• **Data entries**
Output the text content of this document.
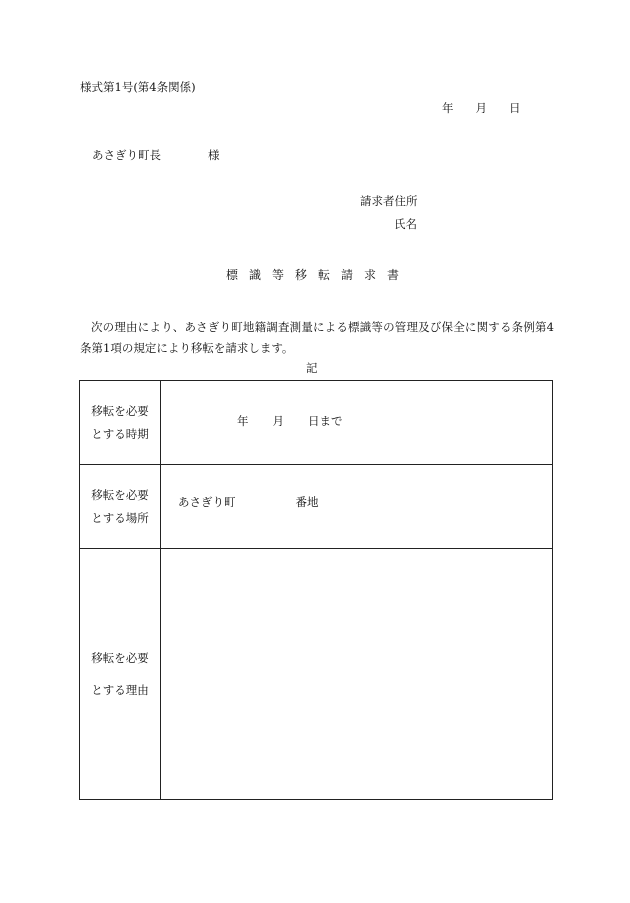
様式第1号(第4条関係)
年 月 日
あさぎり町長	様
請求者住所
氏名
標識等移転請求書
次の理由により、あさぎり町地籍調査測量による標識等の管理及び保全に関する条例第4条第1項の規定により移転を請求します。
記
移転を必要
とする時期	年 月 日まで

移転を必要
とする場所	あさぎり町 番地

移転を必要
とする理由	
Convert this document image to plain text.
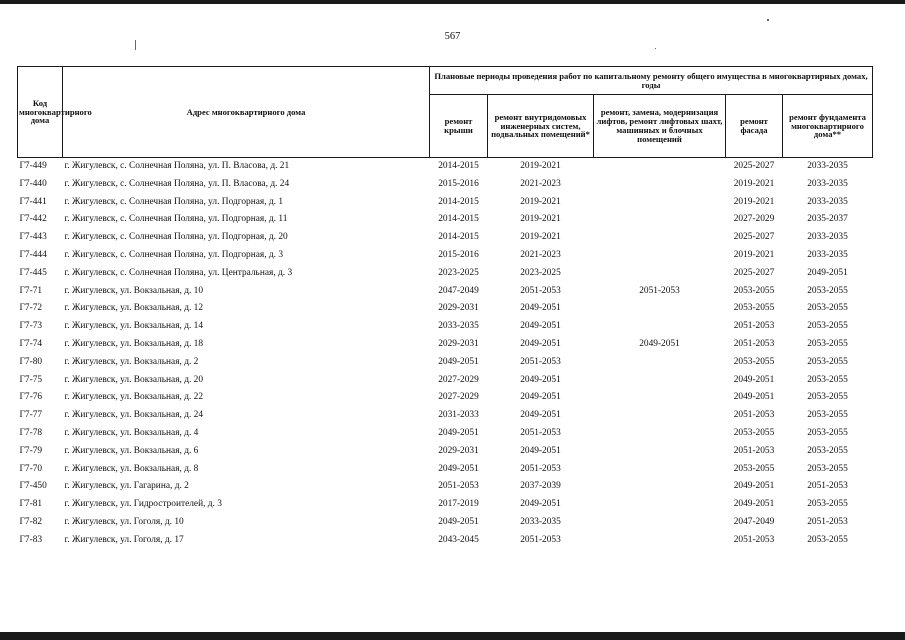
567
Код многоквартирного дома	Адрес многоквартирного дома	Плановые периоды проведения работ по капитальному ремонту общего имущества в многоквартирных домах, годы				
		ремонт крыши	ремонт внутридомовых инженерных систем, подвальных помещений*	ремонт, замена, модернизация лифтов, ремонт лифтовых шахт, машинных и блочных помещений	ремонт фасада	ремонт фундамента многоквартирного дома**
Г7-449	г. Жигулевск, с. Солнечная Поляна, ул. П. Власова, д. 21	2014-2015	2019-2021		2025-2027	2033-2035
Г7-440	г. Жигулевск, с. Солнечная Поляна, ул. П. Власова, д. 24	2015-2016	2021-2023		2019-2021	2033-2035
Г7-441	г. Жигулевск, с. Солнечная Поляна, ул. Подгорная, д. 1	2014-2015	2019-2021		2019-2021	2033-2035
Г7-442	г. Жигулевск, с. Солнечная Поляна, ул. Подгорная, д. 11	2014-2015	2019-2021		2027-2029	2035-2037
Г7-443	г. Жигулевск, с. Солнечная Поляна, ул. Подгорная, д. 20	2014-2015	2019-2021		2025-2027	2033-2035
Г7-444	г. Жигулевск, с. Солнечная Поляна, ул. Подгорная, д. 3	2015-2016	2021-2023		2019-2021	2033-2035
Г7-445	г. Жигулевск, с. Солнечная Поляна, ул. Центральная, д. 3	2023-2025	2023-2025		2025-2027	2049-2051
Г7-71	г. Жигулевск, ул. Вокзальная, д. 10	2047-2049	2051-2053	2051-2053	2053-2055	2053-2055
Г7-72	г. Жигулевск, ул. Вокзальная, д. 12	2029-2031	2049-2051		2053-2055	2053-2055
Г7-73	г. Жигулевск, ул. Вокзальная, д. 14	2033-2035	2049-2051		2051-2053	2053-2055
Г7-74	г. Жигулевск, ул. Вокзальная, д. 18	2029-2031	2049-2051	2049-2051	2051-2053	2053-2055
Г7-80	г. Жигулевск, ул. Вокзальная, д. 2	2049-2051	2051-2053		2053-2055	2053-2055
Г7-75	г. Жигулевск, ул. Вокзальная, д. 20	2027-2029	2049-2051		2049-2051	2053-2055
Г7-76	г. Жигулевск, ул. Вокзальная, д. 22	2027-2029	2049-2051		2049-2051	2053-2055
Г7-77	г. Жигулевск, ул. Вокзальная, д. 24	2031-2033	2049-2051		2051-2053	2053-2055
Г7-78	г. Жигулевск, ул. Вокзальная, д. 4	2049-2051	2051-2053		2053-2055	2053-2055
Г7-79	г. Жигулевск, ул. Вокзальная, д. 6	2029-2031	2049-2051		2051-2053	2053-2055
Г7-70	г. Жигулевск, ул. Вокзальная, д. 8	2049-2051	2051-2053		2053-2055	2053-2055
Г7-450	г. Жигулевск, ул. Гагарина, д. 2	2051-2053	2037-2039		2049-2051	2051-2053
Г7-81	г. Жигулевск, ул. Гидростроителей, д. 3	2017-2019	2049-2051		2049-2051	2053-2055
Г7-82	г. Жигулевск, ул. Гоголя, д. 10	2049-2051	2033-2035		2047-2049	2051-2053
Г7-83	г. Жигулевск, ул. Гоголя, д. 17	2043-2045	2051-2053		2051-2053	2053-2055
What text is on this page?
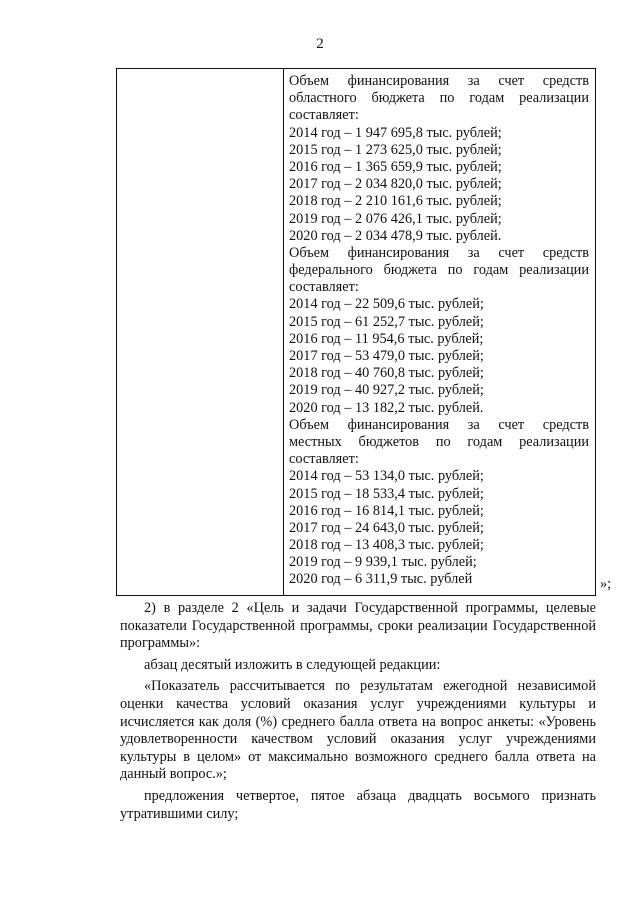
2
Объем финансирования за счет средств
областного бюджета по годам реализации
составляет:
2014 год – 1 947 695,8 тыс. рублей;
2015 год – 1 273 625,0 тыс. рублей;
2016 год – 1 365 659,9 тыс. рублей;
2017 год – 2 034 820,0 тыс. рублей;
2018 год – 2 210 161,6 тыс. рублей;
2019 год – 2 076 426,1 тыс. рублей;
2020 год – 2 034 478,9 тыс. рублей.
Объем финансирования за счет средств
федерального бюджета по годам реализации
составляет:
2014 год – 22 509,6 тыс. рублей;
2015 год – 61 252,7 тыс. рублей;
2016 год – 11 954,6 тыс. рублей;
2017 год – 53 479,0 тыс. рублей;
2018 год – 40 760,8 тыс. рублей;
2019 год – 40 927,2 тыс. рублей;
2020 год – 13 182,2 тыс. рублей.
Объем финансирования за счет средств
местных бюджетов по годам реализации
составляет:
2014 год – 53 134,0 тыс. рублей;
2015 год – 18 533,4 тыс. рублей;
2016 год – 16 814,1 тыс. рублей;
2017 год – 24 643,0 тыс. рублей;
2018 год – 13 408,3 тыс. рублей;
2019 год – 9 939,1 тыс. рублей;
2020 год – 6 311,9 тыс. рублей	»;
2) в разделе 2 «Цель и задачи Государственной программы, целевые
показатели Государственной программы, сроки реализации Государственной
программы»:
абзац десятый изложить в следующей редакции:
«Показатель рассчитывается по результатам ежегодной независимой
оценки качества условий оказания услуг учреждениями культуры и
исчисляется как доля (%) среднего балла ответа на вопрос анкеты: «Уровень
удовлетворенности качеством условий оказания услуг учреждениями
культуры в целом» от максимально возможного среднего балла ответа на
данный вопрос.»;
предложения четвертое, пятое абзаца двадцать восьмого признать
утратившими силу;
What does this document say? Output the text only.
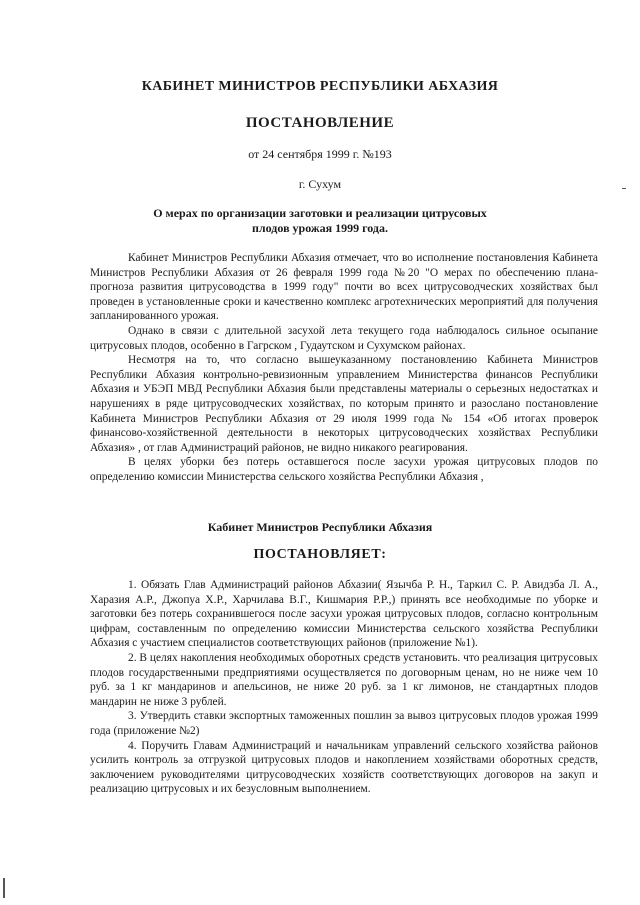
КАБИНЕТ МИНИСТРОВ РЕСПУБЛИКИ АБХАЗИЯ
ПОСТАНОВЛЕНИЕ
от 24 сентября 1999 г. №193
г. Сухум
О мерах по организации заготовки и реализации цитрусовых
плодов урожая 1999 года.

Кабинет Министров Республики Абхазия отмечает, что во исполнение постановления Кабинета Министров Республики Абхазия от 26 февраля 1999 года №20 "О мерах по обеспечению плана-прогноза развития цитрусоводства в 1999 году" почти во всех цитрусоводческих хозяйствах был проведен в установленные сроки и качественно комплекс агротехнических мероприятий для получения запланированного урожая.

Однако в связи с длительной засухой лета текущего года наблюдалось сильное осыпание цитрусовых плодов, особенно в Гагрском , Гудаутском и Сухумском районах.

Несмотря на то, что согласно вышеуказанному постановлению Кабинета Министров Республики Абхазия контрольно-ревизионным управлением Министерства финансов Республики Абхазия и УБЭП МВД Республики Абхазия были представлены материалы о серьезных недостатках и нарушениях в ряде цитрусоводческих хозяйствах, по которым принято и разослано постановление Кабинета Министров Республики Абхазия от 29 июля 1999 года № 154 «Об итогах проверок финансово-хозяйственной деятельности в некоторых цитрусоводческих хозяйствах Республики Абхазия» , от глав Администраций районов, не видно никакого реагирования.

В целях уборки без потерь оставшегося после засухи урожая цитрусовых плодов по определению комиссии Министерства сельского хозяйства Республики Абхазия ,

Кабинет Министров Республики Абхазия
ПОСТАНОВЛЯЕТ:

1. Обязать Глав Администраций районов Абхазии( Язычба Р. Н., Таркил С. Р. Авидзба Л. А., Харазия А.Р., Джопуа Х.Р., Харчилава В.Г., Кишмария Р.Р.,) принять все необходимые по уборке и заготовки без потерь сохранившегося после засухи урожая цитрусовых плодов, согласно контрольным цифрам, составленным по определению комиссии Министерства сельского хозяйства Республики Абхазия с участием специалистов соответствующих районов (приложение №1).

2. В целях накопления необходимых оборотных средств установить. что реализация цитрусовых плодов государственными предприятиями осуществляется по договорным ценам, но не ниже чем 10 руб. за 1 кг мандаринов и апельсинов, не ниже 20 руб. за 1 кг лимонов, не стандартных плодов мандарин не ниже 3 рублей.

3. Утвердить ставки экспортных таможенных пошлин за вывоз цитрусовых плодов урожая 1999 года (приложение №2)

4. Поручить Главам Администраций и начальникам управлений сельского хозяйства районов усилить контроль за отгрузкой цитрусовых плодов и накоплением хозяйствами оборотных средств, заключением руководителями цитрусоводческих хозяйств соответствующих договоров на закуп и реализацию цитрусовых и их безусловным выполнением.
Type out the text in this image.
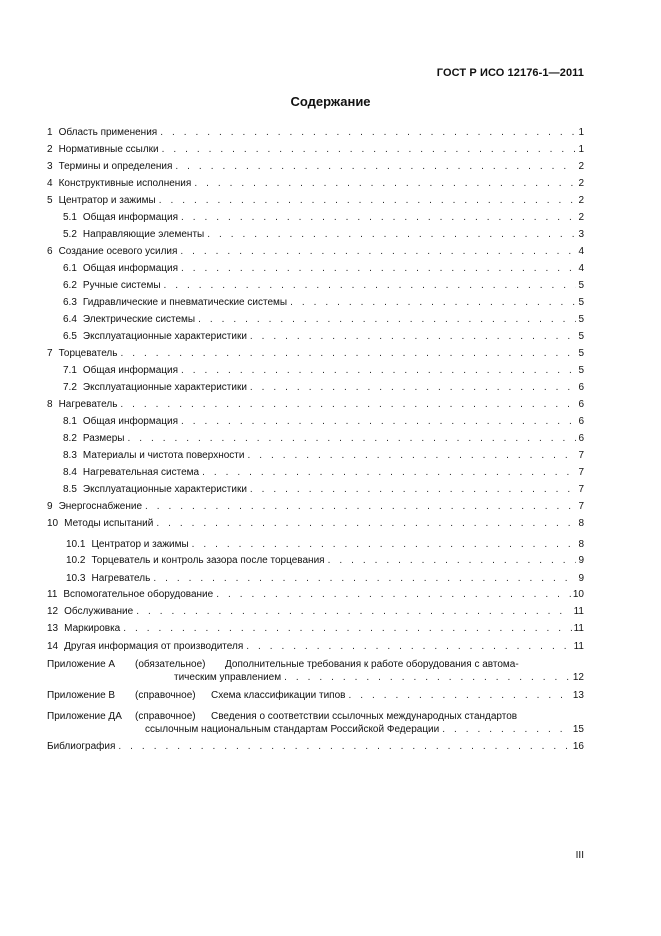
ГОСТ Р ИСО 12176-1—2011
Содержание
1 Область применения . . .	1
2 Нормативные ссылки . . .	1
3 Термины и определения . . .	2
4 Конструктивные исполнения . . .	2
5 Центратор и зажимы . . .	2
5.1 Общая информация . . .	2
5.2 Направляющие элементы . . .	3
6 Создание осевого усилия . . .	4
6.1 Общая информация . . .	4
6.2 Ручные системы . . .	5
6.3 Гидравлические и пневматические системы . . .	5
6.4 Электрические системы . . .	5
6.5 Эксплуатационные характеристики . . .	5
7 Торцеватель . . .	5
7.1 Общая информация . . .	5
7.2 Эксплуатационные характеристики . . .	6
8 Нагреватель . . .	6
8.1 Общая информация . . .	6
8.2 Размеры . . .	6
8.3 Материалы и чистота поверхности . . .	7
8.4 Нагревательная система . . .	7
8.5 Эксплуатационные характеристики . . .	7
9 Энергоснабжение . . .	7
10 Методы испытаний . . .	8
10.1 Центратор и зажимы . . .	8
10.2 Торцеватель и контроль зазора после торцевания . . .	9
10.3 Нагреватель . . .	9
11 Вспомогательное оборудование . . .	10
12 Обслуживание . . .	11
13 Маркировка . . .	11
14 Другая информация от производителя . . .	11
Приложение А (обязательное) Дополнительные требования к работе оборудования с автома-
тическим управлением . . .	12
Приложение В (справочное) Схема классификации типов . . .	13
Приложение ДА (справочное) Сведения о соответствии ссылочных международных стандартов
ссылочным национальным стандартам Российской Федерации . . .	15
Библиография . . .	16
III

• **GOAL OF THE EXERCISE**
Leave out the pictures, and extract exactly the lines from the one with "Type out the text in this image." through the end of the records, both ends included.

• **CORRECT RESULT**
Type out the text in this image.
ГОСТ Р ИСО 12176-1—2011
Содержание
1 Область применения . . .	1
2 Нормативные ссылки . . .	1
3 Термины и определения . . .	2
4 Конструктивные исполнения . . .	2
5 Центратор и зажимы . . .	2
5.1 Общая информация . . .	2
5.2 Направляющие элементы . . .	3
6 Создание осевого усилия . . .	4
6.1 Общая информация . . .	4
6.2 Ручные системы . . .	5
6.3 Гидравлические и пневматические системы . . .	5
6.4 Электрические системы . . .	5
6.5 Эксплуатационные характеристики . . .	5
7 Торцеватель . . .	5
7.1 Общая информация . . .	5
7.2 Эксплуатационные характеристики . . .	6
8 Нагреватель . . .	6
8.1 Общая информация . . .	6
8.2 Размеры . . .	6
8.3 Материалы и чистота поверхности . . .	7
8.4 Нагревательная система . . .	7
8.5 Эксплуатационные характеристики . . .	7
9 Энергоснабжение . . .	7
10 Методы испытаний . . .	8
10.1 Центратор и зажимы . . .	8
10.2 Торцеватель и контроль зазора после торцевания . . .	9
10.3 Нагреватель . . .	9
11 Вспомогательное оборудование . . .	10
12 Обслуживание . . .	11
13 Маркировка . . .	11
14 Другая информация от производителя . . .	11
Приложение А (обязательное) Дополнительные требования к работе оборудования с автома-
тическим управлением . . .	12
Приложение В (справочное) Схема классификации типов . . .	13
Приложение ДА (справочное) Сведения о соответствии ссылочных международных стандартов
ссылочным национальным стандартам Российской Федерации . . .	15
Библиография . . .	16
III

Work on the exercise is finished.